▼

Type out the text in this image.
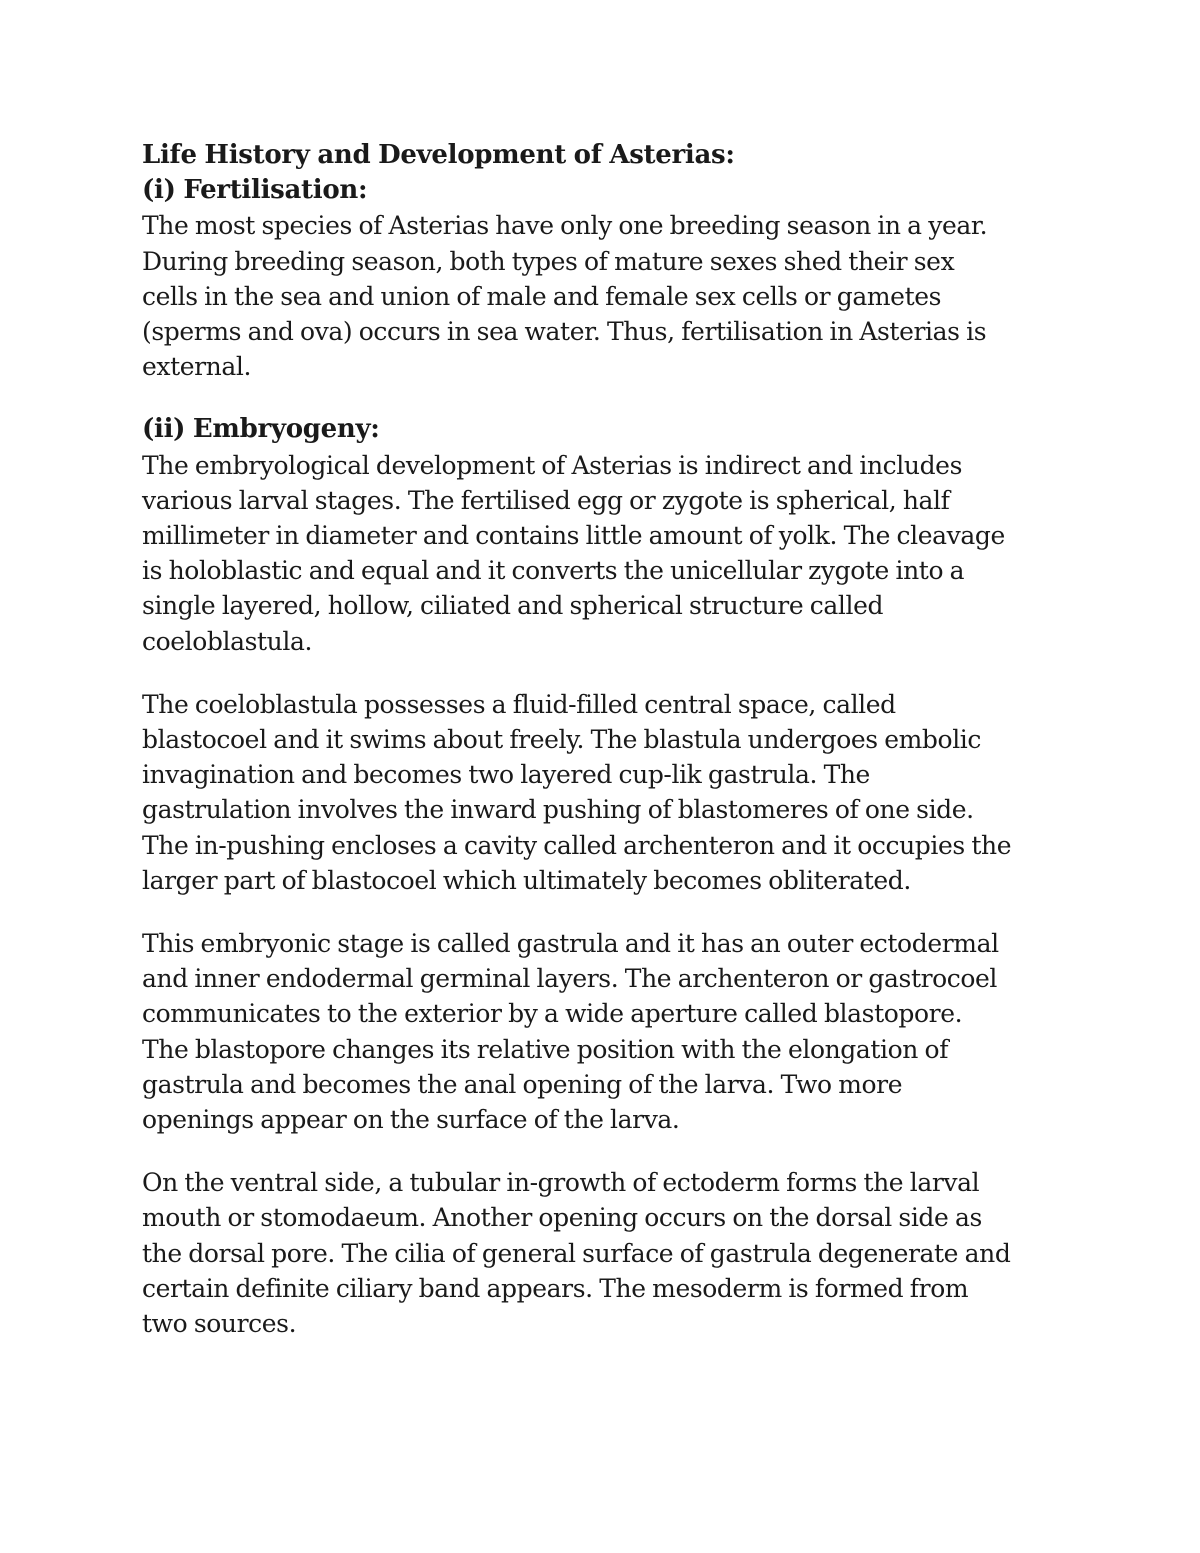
Life History and Development of Asterias:
(i) Fertilisation:

The most species of Asterias have only one breeding season in a year.
During breeding season, both types of mature sexes shed their sex
cells in the sea and union of male and female sex cells or gametes
(sperms and ova) occurs in sea water. Thus, fertilisation in Asterias is
external.

(ii) Embryogeny:

The embryological development of Asterias is indirect and includes
various larval stages. The fertilised egg or zygote is spherical, half
millimeter in diameter and contains little amount of yolk. The cleavage
is holoblastic and equal and it converts the unicellular zygote into a
single layered, hollow, ciliated and spherical structure called
coeloblastula.

The coeloblastula possesses a fluid-filled central space, called
blastocoel and it swims about freely. The blastula undergoes embolic
invagination and becomes two layered cup-lik gastrula. The
gastrulation involves the inward pushing of blastomeres of one side.
The in-pushing encloses a cavity called archenteron and it occupies the
larger part of blastocoel which ultimately becomes obliterated.

This embryonic stage is called gastrula and it has an outer ectodermal
and inner endodermal germinal layers. The archenteron or gastrocoel
communicates to the exterior by a wide aperture called blastopore.
The blastopore changes its relative position with the elongation of
gastrula and becomes the anal opening of the larva. Two more
openings appear on the surface of the larva.

On the ventral side, a tubular in-growth of ectoderm forms the larval
mouth or stomodaeum. Another opening occurs on the dorsal side as
the dorsal pore. The cilia of general surface of gastrula degenerate and
certain definite ciliary band appears. The mesoderm is formed from
two sources.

▲

* _Task to carry out_
Wherever a line contains the string "Asterias", copy that line from the data.

* _Solution to this problem_
Life History and Development of Asterias:
The most species of Asterias have only one breeding season in a year.
(sperms and ova) occurs in sea water. Thus, fertilisation in Asterias is
The embryological development of Asterias is indirect and includes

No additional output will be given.